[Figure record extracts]
•••••
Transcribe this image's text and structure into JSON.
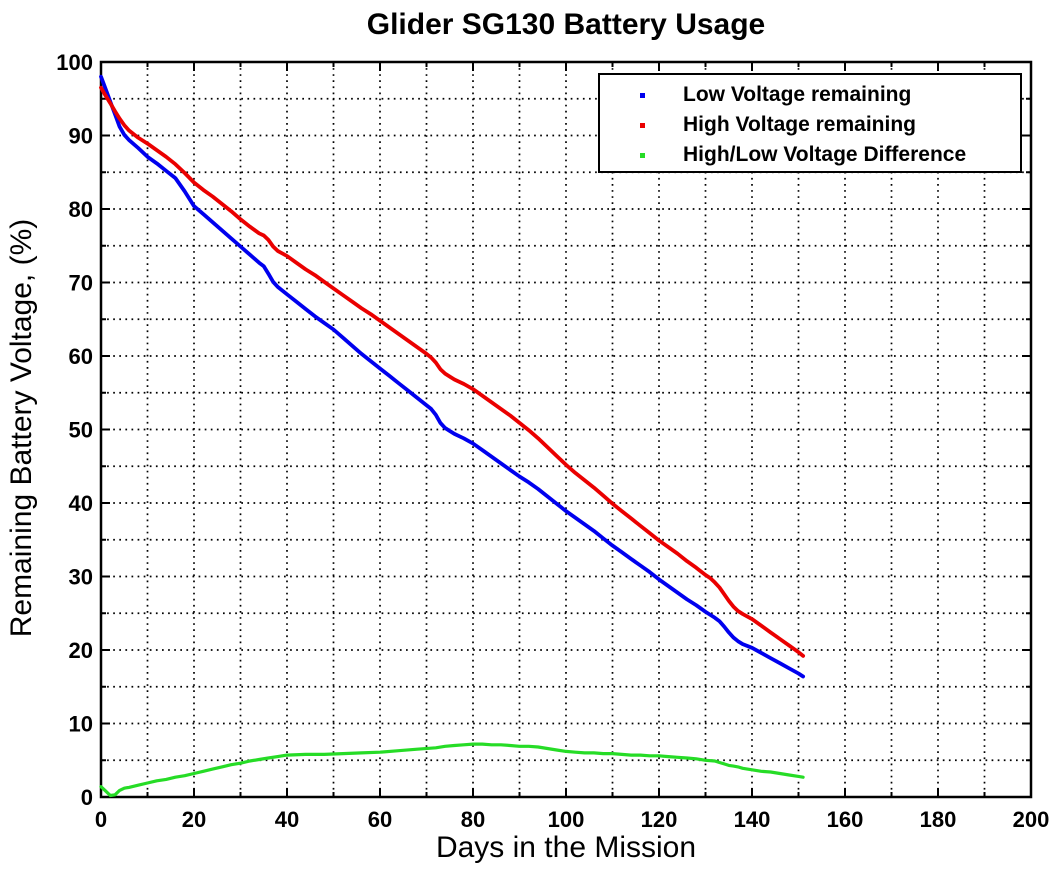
{
  "figure": {
    "title": "Glider SG130 Battery Usage",
    "xlabel": "Days in the Mission",
    "ylabel": "Remaining Battery Voltage, (%)"
  },
  "chart_data": {
    "type": "line",
    "title": "Glider SG130 Battery Usage",
    "xlabel": "Days in the Mission",
    "ylabel": "Remaining Battery Voltage, (%)",
    "xlim": [
      0,
      200
    ],
    "ylim": [
      0,
      100
    ],
    "x_major_ticks": [
      0,
      20,
      40,
      60,
      80,
      100,
      120,
      140,
      160,
      180,
      200
    ],
    "x_minor_step": 10,
    "y_major_ticks": [
      0,
      10,
      20,
      30,
      40,
      50,
      60,
      70,
      80,
      90,
      100
    ],
    "y_minor_step": 5,
    "grid": "dotted black at every minor and major line",
    "background_color": "#ffffff",
    "axis_color": "#000000",
    "legend": {
      "position": "top-right",
      "entries": [
        {
          "label": "Low Voltage remaining",
          "color": "#0000EE",
          "marker": "dot"
        },
        {
          "label": "High Voltage remaining",
          "color": "#EA0000",
          "marker": "dot"
        },
        {
          "label": "High/Low Voltage Difference",
          "color": "#26DC26",
          "marker": "dot"
        }
      ]
    },
    "series": [
      {
        "name": "Low Voltage remaining",
        "color": "#0000EE",
        "points": [
          [
            0,
            98
          ],
          [
            1,
            96.3
          ],
          [
            2,
            94.6
          ],
          [
            3,
            92.9
          ],
          [
            4,
            91.2
          ],
          [
            5,
            90.1
          ],
          [
            6,
            89.4
          ],
          [
            8,
            88.3
          ],
          [
            10,
            87.1
          ],
          [
            12,
            86.2
          ],
          [
            14,
            85.2
          ],
          [
            16,
            84.2
          ],
          [
            18,
            82.4
          ],
          [
            20,
            80.4
          ],
          [
            22,
            79.3
          ],
          [
            24,
            78.2
          ],
          [
            26,
            77.1
          ],
          [
            28,
            76
          ],
          [
            30,
            74.9
          ],
          [
            32,
            73.8
          ],
          [
            34,
            72.7
          ],
          [
            35,
            72.2
          ],
          [
            36,
            71.2
          ],
          [
            37,
            70.1
          ],
          [
            38,
            69.4
          ],
          [
            40,
            68.4
          ],
          [
            42,
            67.4
          ],
          [
            44,
            66.4
          ],
          [
            46,
            65.4
          ],
          [
            48,
            64.5
          ],
          [
            50,
            63.6
          ],
          [
            52,
            62.5
          ],
          [
            54,
            61.4
          ],
          [
            56,
            60.3
          ],
          [
            58,
            59.3
          ],
          [
            60,
            58.3
          ],
          [
            62,
            57.3
          ],
          [
            64,
            56.3
          ],
          [
            66,
            55.3
          ],
          [
            68,
            54.3
          ],
          [
            70,
            53.3
          ],
          [
            71,
            52.8
          ],
          [
            72,
            52
          ],
          [
            73,
            50.9
          ],
          [
            74,
            50.2
          ],
          [
            75,
            49.8
          ],
          [
            76,
            49.4
          ],
          [
            78,
            48.8
          ],
          [
            80,
            48.1
          ],
          [
            82,
            47.2
          ],
          [
            84,
            46.3
          ],
          [
            86,
            45.4
          ],
          [
            88,
            44.5
          ],
          [
            90,
            43.6
          ],
          [
            92,
            42.8
          ],
          [
            94,
            41.9
          ],
          [
            96,
            40.9
          ],
          [
            98,
            39.9
          ],
          [
            100,
            38.9
          ],
          [
            102,
            38
          ],
          [
            104,
            37.1
          ],
          [
            106,
            36.2
          ],
          [
            108,
            35.2
          ],
          [
            110,
            34.2
          ],
          [
            112,
            33.3
          ],
          [
            114,
            32.4
          ],
          [
            116,
            31.5
          ],
          [
            118,
            30.6
          ],
          [
            120,
            29.6
          ],
          [
            122,
            28.7
          ],
          [
            124,
            27.8
          ],
          [
            126,
            26.9
          ],
          [
            128,
            26.1
          ],
          [
            130,
            25.2
          ],
          [
            132,
            24.4
          ],
          [
            133,
            23.9
          ],
          [
            134,
            23.2
          ],
          [
            135,
            22.4
          ],
          [
            136,
            21.7
          ],
          [
            137,
            21.2
          ],
          [
            138,
            20.8
          ],
          [
            140,
            20.3
          ],
          [
            142,
            19.6
          ],
          [
            144,
            18.9
          ],
          [
            146,
            18.2
          ],
          [
            148,
            17.5
          ],
          [
            150,
            16.8
          ],
          [
            151,
            16.4
          ]
        ]
      },
      {
        "name": "High Voltage remaining",
        "color": "#EA0000",
        "points": [
          [
            0,
            96.5
          ],
          [
            1,
            95.4
          ],
          [
            2,
            94.4
          ],
          [
            3,
            93.3
          ],
          [
            4,
            92.3
          ],
          [
            5,
            91.4
          ],
          [
            6,
            90.7
          ],
          [
            8,
            89.7
          ],
          [
            10,
            88.9
          ],
          [
            12,
            88
          ],
          [
            14,
            87.1
          ],
          [
            16,
            86.1
          ],
          [
            18,
            84.9
          ],
          [
            20,
            83.6
          ],
          [
            22,
            82.6
          ],
          [
            24,
            81.7
          ],
          [
            26,
            80.7
          ],
          [
            28,
            79.7
          ],
          [
            30,
            78.6
          ],
          [
            32,
            77.6
          ],
          [
            34,
            76.7
          ],
          [
            35,
            76.4
          ],
          [
            36,
            75.8
          ],
          [
            37,
            74.9
          ],
          [
            38,
            74.3
          ],
          [
            40,
            73.6
          ],
          [
            42,
            72.7
          ],
          [
            44,
            71.8
          ],
          [
            46,
            71
          ],
          [
            48,
            70.1
          ],
          [
            50,
            69.2
          ],
          [
            52,
            68.3
          ],
          [
            54,
            67.4
          ],
          [
            56,
            66.5
          ],
          [
            58,
            65.7
          ],
          [
            60,
            64.8
          ],
          [
            62,
            63.9
          ],
          [
            64,
            63
          ],
          [
            66,
            62.1
          ],
          [
            68,
            61.2
          ],
          [
            70,
            60.3
          ],
          [
            71,
            59.8
          ],
          [
            72,
            59.1
          ],
          [
            73,
            58.2
          ],
          [
            74,
            57.6
          ],
          [
            75,
            57.2
          ],
          [
            76,
            56.8
          ],
          [
            78,
            56.2
          ],
          [
            80,
            55.5
          ],
          [
            82,
            54.6
          ],
          [
            84,
            53.7
          ],
          [
            86,
            52.8
          ],
          [
            88,
            51.9
          ],
          [
            90,
            50.9
          ],
          [
            92,
            49.9
          ],
          [
            94,
            48.8
          ],
          [
            96,
            47.6
          ],
          [
            98,
            46.4
          ],
          [
            100,
            45.2
          ],
          [
            102,
            44.1
          ],
          [
            104,
            43.1
          ],
          [
            106,
            42.1
          ],
          [
            108,
            41
          ],
          [
            110,
            39.9
          ],
          [
            112,
            38.9
          ],
          [
            114,
            37.9
          ],
          [
            116,
            36.9
          ],
          [
            118,
            35.9
          ],
          [
            120,
            34.9
          ],
          [
            122,
            34
          ],
          [
            124,
            33.1
          ],
          [
            126,
            32.1
          ],
          [
            128,
            31.2
          ],
          [
            130,
            30.2
          ],
          [
            131,
            29.8
          ],
          [
            132,
            29.2
          ],
          [
            133,
            28.5
          ],
          [
            134,
            27.6
          ],
          [
            135,
            26.7
          ],
          [
            136,
            25.9
          ],
          [
            137,
            25.3
          ],
          [
            138,
            24.9
          ],
          [
            140,
            24.2
          ],
          [
            142,
            23.3
          ],
          [
            144,
            22.4
          ],
          [
            146,
            21.5
          ],
          [
            148,
            20.6
          ],
          [
            150,
            19.7
          ],
          [
            151,
            19.2
          ]
        ]
      },
      {
        "name": "High/Low Voltage Difference",
        "color": "#26DC26",
        "points": [
          [
            0,
            1.4
          ],
          [
            1,
            0.8
          ],
          [
            2,
            0.2
          ],
          [
            3,
            0.3
          ],
          [
            4,
            0.9
          ],
          [
            5,
            1.2
          ],
          [
            6,
            1.3
          ],
          [
            8,
            1.6
          ],
          [
            10,
            1.9
          ],
          [
            12,
            2.2
          ],
          [
            14,
            2.4
          ],
          [
            16,
            2.7
          ],
          [
            18,
            2.9
          ],
          [
            20,
            3.2
          ],
          [
            22,
            3.5
          ],
          [
            24,
            3.8
          ],
          [
            26,
            4.1
          ],
          [
            28,
            4.4
          ],
          [
            30,
            4.6
          ],
          [
            32,
            4.9
          ],
          [
            34,
            5.1
          ],
          [
            36,
            5.3
          ],
          [
            38,
            5.5
          ],
          [
            40,
            5.7
          ],
          [
            44,
            5.8
          ],
          [
            48,
            5.8
          ],
          [
            52,
            5.9
          ],
          [
            56,
            6
          ],
          [
            60,
            6.1
          ],
          [
            64,
            6.3
          ],
          [
            68,
            6.5
          ],
          [
            72,
            6.7
          ],
          [
            74,
            6.9
          ],
          [
            76,
            7
          ],
          [
            78,
            7.1
          ],
          [
            80,
            7.2
          ],
          [
            82,
            7.2
          ],
          [
            84,
            7.1
          ],
          [
            86,
            7.1
          ],
          [
            88,
            7
          ],
          [
            90,
            6.9
          ],
          [
            92,
            6.9
          ],
          [
            94,
            6.8
          ],
          [
            96,
            6.6
          ],
          [
            98,
            6.4
          ],
          [
            100,
            6.2
          ],
          [
            102,
            6.1
          ],
          [
            104,
            6
          ],
          [
            106,
            6
          ],
          [
            108,
            5.9
          ],
          [
            110,
            5.9
          ],
          [
            112,
            5.8
          ],
          [
            114,
            5.7
          ],
          [
            116,
            5.7
          ],
          [
            118,
            5.6
          ],
          [
            120,
            5.6
          ],
          [
            122,
            5.5
          ],
          [
            124,
            5.4
          ],
          [
            126,
            5.3
          ],
          [
            128,
            5.2
          ],
          [
            130,
            5
          ],
          [
            132,
            4.9
          ],
          [
            133,
            4.7
          ],
          [
            134,
            4.5
          ],
          [
            135,
            4.3
          ],
          [
            136,
            4.2
          ],
          [
            137,
            4.1
          ],
          [
            138,
            3.9
          ],
          [
            140,
            3.7
          ],
          [
            142,
            3.5
          ],
          [
            144,
            3.4
          ],
          [
            146,
            3.2
          ],
          [
            148,
            3
          ],
          [
            150,
            2.8
          ],
          [
            151,
            2.7
          ]
        ]
      }
    ]
  }
}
•••••
## Exercise aim
Copy each line of the records above that carries the word "name".

## Task result
        "name": "Low Voltage remaining",
        "name": "High Voltage remaining",
        "name": "High/Low Voltage Difference",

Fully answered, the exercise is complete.